*** Records for the exercise
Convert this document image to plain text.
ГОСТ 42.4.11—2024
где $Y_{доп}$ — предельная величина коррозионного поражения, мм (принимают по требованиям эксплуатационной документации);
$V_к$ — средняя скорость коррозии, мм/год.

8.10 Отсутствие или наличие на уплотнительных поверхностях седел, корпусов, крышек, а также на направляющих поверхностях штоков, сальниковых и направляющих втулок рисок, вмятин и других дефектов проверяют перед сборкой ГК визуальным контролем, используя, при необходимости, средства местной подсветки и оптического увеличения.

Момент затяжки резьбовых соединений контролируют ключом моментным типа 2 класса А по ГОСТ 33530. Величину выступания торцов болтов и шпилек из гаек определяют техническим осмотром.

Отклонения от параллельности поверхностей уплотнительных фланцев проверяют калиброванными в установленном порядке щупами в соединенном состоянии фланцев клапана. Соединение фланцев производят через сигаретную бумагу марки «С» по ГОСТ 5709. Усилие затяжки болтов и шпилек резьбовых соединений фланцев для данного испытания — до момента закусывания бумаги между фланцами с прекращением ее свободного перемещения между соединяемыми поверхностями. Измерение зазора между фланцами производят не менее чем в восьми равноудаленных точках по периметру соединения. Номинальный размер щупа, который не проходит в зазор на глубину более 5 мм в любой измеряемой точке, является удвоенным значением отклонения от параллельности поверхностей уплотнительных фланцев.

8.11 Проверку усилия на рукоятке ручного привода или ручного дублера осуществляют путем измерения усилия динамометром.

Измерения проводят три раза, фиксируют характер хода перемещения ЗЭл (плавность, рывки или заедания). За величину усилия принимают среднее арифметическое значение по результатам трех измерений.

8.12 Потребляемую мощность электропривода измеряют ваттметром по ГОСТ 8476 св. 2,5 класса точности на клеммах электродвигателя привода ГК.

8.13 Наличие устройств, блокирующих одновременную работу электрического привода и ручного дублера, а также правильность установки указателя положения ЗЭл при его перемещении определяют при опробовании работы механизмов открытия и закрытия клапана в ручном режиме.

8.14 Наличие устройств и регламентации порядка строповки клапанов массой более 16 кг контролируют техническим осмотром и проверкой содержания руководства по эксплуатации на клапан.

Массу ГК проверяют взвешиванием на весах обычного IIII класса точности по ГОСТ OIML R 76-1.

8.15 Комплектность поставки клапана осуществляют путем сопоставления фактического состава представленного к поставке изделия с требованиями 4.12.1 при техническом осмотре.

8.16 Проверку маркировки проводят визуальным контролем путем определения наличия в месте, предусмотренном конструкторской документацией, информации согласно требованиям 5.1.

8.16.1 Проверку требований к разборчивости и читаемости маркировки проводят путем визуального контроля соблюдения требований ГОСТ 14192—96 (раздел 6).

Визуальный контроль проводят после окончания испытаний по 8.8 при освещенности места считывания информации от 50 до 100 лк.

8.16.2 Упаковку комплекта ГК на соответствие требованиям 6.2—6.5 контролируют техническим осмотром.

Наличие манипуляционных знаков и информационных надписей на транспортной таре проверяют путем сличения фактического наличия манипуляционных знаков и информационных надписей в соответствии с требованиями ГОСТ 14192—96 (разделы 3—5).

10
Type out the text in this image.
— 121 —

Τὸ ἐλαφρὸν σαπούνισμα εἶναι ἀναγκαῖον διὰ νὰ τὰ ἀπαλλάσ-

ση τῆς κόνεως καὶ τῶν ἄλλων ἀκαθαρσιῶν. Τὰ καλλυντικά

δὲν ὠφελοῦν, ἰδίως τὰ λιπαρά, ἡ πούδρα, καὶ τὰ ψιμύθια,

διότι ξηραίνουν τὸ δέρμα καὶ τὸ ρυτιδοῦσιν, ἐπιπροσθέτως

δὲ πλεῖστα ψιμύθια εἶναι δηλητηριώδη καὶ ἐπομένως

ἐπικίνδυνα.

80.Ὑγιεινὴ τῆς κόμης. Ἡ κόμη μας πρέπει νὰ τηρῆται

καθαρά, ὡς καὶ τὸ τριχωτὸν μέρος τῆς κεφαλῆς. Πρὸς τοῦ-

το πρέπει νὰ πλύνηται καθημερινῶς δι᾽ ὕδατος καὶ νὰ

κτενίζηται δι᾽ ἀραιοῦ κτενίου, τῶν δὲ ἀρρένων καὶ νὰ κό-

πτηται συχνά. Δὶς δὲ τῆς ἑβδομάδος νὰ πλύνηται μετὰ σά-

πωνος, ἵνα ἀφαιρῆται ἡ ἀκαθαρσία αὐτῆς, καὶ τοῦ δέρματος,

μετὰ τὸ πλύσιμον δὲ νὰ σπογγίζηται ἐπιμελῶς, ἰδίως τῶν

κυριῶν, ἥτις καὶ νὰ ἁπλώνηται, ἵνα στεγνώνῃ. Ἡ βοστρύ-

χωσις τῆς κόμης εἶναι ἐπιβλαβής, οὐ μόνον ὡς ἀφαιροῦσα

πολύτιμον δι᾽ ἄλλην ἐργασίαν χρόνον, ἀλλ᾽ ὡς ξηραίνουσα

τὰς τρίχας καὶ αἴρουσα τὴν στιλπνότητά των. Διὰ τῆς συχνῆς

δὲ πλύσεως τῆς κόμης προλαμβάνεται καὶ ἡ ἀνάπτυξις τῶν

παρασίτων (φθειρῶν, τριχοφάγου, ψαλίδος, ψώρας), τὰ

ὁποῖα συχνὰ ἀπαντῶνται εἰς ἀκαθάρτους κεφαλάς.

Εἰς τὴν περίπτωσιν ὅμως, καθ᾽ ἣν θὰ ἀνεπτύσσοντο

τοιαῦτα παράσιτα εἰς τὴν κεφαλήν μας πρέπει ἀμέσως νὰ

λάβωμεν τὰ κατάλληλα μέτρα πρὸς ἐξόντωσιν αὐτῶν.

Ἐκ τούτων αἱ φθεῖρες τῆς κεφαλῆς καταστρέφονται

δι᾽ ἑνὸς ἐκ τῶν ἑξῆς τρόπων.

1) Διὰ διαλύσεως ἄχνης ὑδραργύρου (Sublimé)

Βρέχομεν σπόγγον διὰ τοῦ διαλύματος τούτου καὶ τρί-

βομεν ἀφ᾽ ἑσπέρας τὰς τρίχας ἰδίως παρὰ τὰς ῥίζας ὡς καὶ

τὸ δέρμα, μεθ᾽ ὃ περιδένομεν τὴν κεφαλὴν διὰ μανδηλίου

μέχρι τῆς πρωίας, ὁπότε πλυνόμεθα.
******
**Work instructions:** All entries must be repeated verbatim.

**Answer for this exercise:**
Convert this document image to plain text.
ГОСТ 42.4.11—2024
где $Y_{доп}$ — предельная величина коррозионного поражения, мм (принимают по требованиям эксплуатационной документации);
$V_к$ — средняя скорость коррозии, мм/год.

8.10 Отсутствие или наличие на уплотнительных поверхностях седел, корпусов, крышек, а также на направляющих поверхностях штоков, сальниковых и направляющих втулок рисок, вмятин и других дефектов проверяют перед сборкой ГК визуальным контролем, используя, при необходимости, средства местной подсветки и оптического увеличения.

Момент затяжки резьбовых соединений контролируют ключом моментным типа 2 класса А по ГОСТ 33530. Величину выступания торцов болтов и шпилек из гаек определяют техническим осмотром.

Отклонения от параллельности поверхностей уплотнительных фланцев проверяют калиброванными в установленном порядке щупами в соединенном состоянии фланцев клапана. Соединение фланцев производят через сигаретную бумагу марки «С» по ГОСТ 5709. Усилие затяжки болтов и шпилек резьбовых соединений фланцев для данного испытания — до момента закусывания бумаги между фланцами с прекращением ее свободного перемещения между соединяемыми поверхностями. Измерение зазора между фланцами производят не менее чем в восьми равноудаленных точках по периметру соединения. Номинальный размер щупа, который не проходит в зазор на глубину более 5 мм в любой измеряемой точке, является удвоенным значением отклонения от параллельности поверхностей уплотнительных фланцев.

8.11 Проверку усилия на рукоятке ручного привода или ручного дублера осуществляют путем измерения усилия динамометром.

Измерения проводят три раза, фиксируют характер хода перемещения ЗЭл (плавность, рывки или заедания). За величину усилия принимают среднее арифметическое значение по результатам трех измерений.

8.12 Потребляемую мощность электропривода измеряют ваттметром по ГОСТ 8476 св. 2,5 класса точности на клеммах электродвигателя привода ГК.

8.13 Наличие устройств, блокирующих одновременную работу электрического привода и ручного дублера, а также правильность установки указателя положения ЗЭл при его перемещении определяют при опробовании работы механизмов открытия и закрытия клапана в ручном режиме.

8.14 Наличие устройств и регламентации порядка строповки клапанов массой более 16 кг контролируют техническим осмотром и проверкой содержания руководства по эксплуатации на клапан.

Массу ГК проверяют взвешиванием на весах обычного IIII класса точности по ГОСТ OIML R 76-1.

8.15 Комплектность поставки клапана осуществляют путем сопоставления фактического состава представленного к поставке изделия с требованиями 4.12.1 при техническом осмотре.

8.16 Проверку маркировки проводят визуальным контролем путем определения наличия в месте, предусмотренном конструкторской документацией, информации согласно требованиям 5.1.

8.16.1 Проверку требований к разборчивости и читаемости маркировки проводят путем визуального контроля соблюдения требований ГОСТ 14192—96 (раздел 6).

Визуальный контроль проводят после окончания испытаний по 8.8 при освещенности места считывания информации от 50 до 100 лк.

8.16.2 Упаковку комплекта ГК на соответствие требованиям 6.2—6.5 контролируют техническим осмотром.

Наличие манипуляционных знаков и информационных надписей на транспортной таре проверяют путем сличения фактического наличия манипуляционных знаков и информационных надписей в соответствии с требованиями ГОСТ 14192—96 (разделы 3—5).

10
Type out the text in this image.
— 121 —

Τὸ ἐλαφρὸν σαπούνισμα εἶναι ἀναγκαῖον διὰ νὰ τὰ ἀπαλλάσ-

ση τῆς κόνεως καὶ τῶν ἄλλων ἀκαθαρσιῶν. Τὰ καλλυντικά

δὲν ὠφελοῦν, ἰδίως τὰ λιπαρά, ἡ πούδρα, καὶ τὰ ψιμύθια,

διότι ξηραίνουν τὸ δέρμα καὶ τὸ ρυτιδοῦσιν, ἐπιπροσθέτως

δὲ πλεῖστα ψιμύθια εἶναι δηλητηριώδη καὶ ἐπομένως

ἐπικίνδυνα.

80.Ὑγιεινὴ τῆς κόμης. Ἡ κόμη μας πρέπει νὰ τηρῆται

καθαρά, ὡς καὶ τὸ τριχωτὸν μέρος τῆς κεφαλῆς. Πρὸς τοῦ-

το πρέπει νὰ πλύνηται καθημερινῶς δι᾽ ὕδατος καὶ νὰ

κτενίζηται δι᾽ ἀραιοῦ κτενίου, τῶν δὲ ἀρρένων καὶ νὰ κό-

πτηται συχνά. Δὶς δὲ τῆς ἑβδομάδος νὰ πλύνηται μετὰ σά-

πωνος, ἵνα ἀφαιρῆται ἡ ἀκαθαρσία αὐτῆς, καὶ τοῦ δέρματος,

μετὰ τὸ πλύσιμον δὲ νὰ σπογγίζηται ἐπιμελῶς, ἰδίως τῶν

κυριῶν, ἥτις καὶ νὰ ἁπλώνηται, ἵνα στεγνώνῃ. Ἡ βοστρύ-

χωσις τῆς κόμης εἶναι ἐπιβλαβής, οὐ μόνον ὡς ἀφαιροῦσα

πολύτιμον δι᾽ ἄλλην ἐργασίαν χρόνον, ἀλλ᾽ ὡς ξηραίνουσα

τὰς τρίχας καὶ αἴρουσα τὴν στιλπνότητά των. Διὰ τῆς συχνῆς

δὲ πλύσεως τῆς κόμης προλαμβάνεται καὶ ἡ ἀνάπτυξις τῶν

παρασίτων (φθειρῶν, τριχοφάγου, ψαλίδος, ψώρας), τὰ

ὁποῖα συχνὰ ἀπαντῶνται εἰς ἀκαθάρτους κεφαλάς.

Εἰς τὴν περίπτωσιν ὅμως, καθ᾽ ἣν θὰ ἀνεπτύσσοντο

τοιαῦτα παράσιτα εἰς τὴν κεφαλήν μας πρέπει ἀμέσως νὰ

λάβωμεν τὰ κατάλληλα μέτρα πρὸς ἐξόντωσιν αὐτῶν.

Ἐκ τούτων αἱ φθεῖρες τῆς κεφαλῆς καταστρέφονται

δι᾽ ἑνὸς ἐκ τῶν ἑξῆς τρόπων.

1) Διὰ διαλύσεως ἄχνης ὑδραργύρου (Sublimé)

Βρέχομεν σπόγγον διὰ τοῦ διαλύματος τούτου καὶ τρί-

βομεν ἀφ᾽ ἑσπέρας τὰς τρίχας ἰδίως παρὰ τὰς ῥίζας ὡς καὶ

τὸ δέρμα, μεθ᾽ ὃ περιδένομεν τὴν κεφαλὴν διὰ μανδηλίου

μέχρι τῆς πρωίας, ὁπότε πλυνόμεθα.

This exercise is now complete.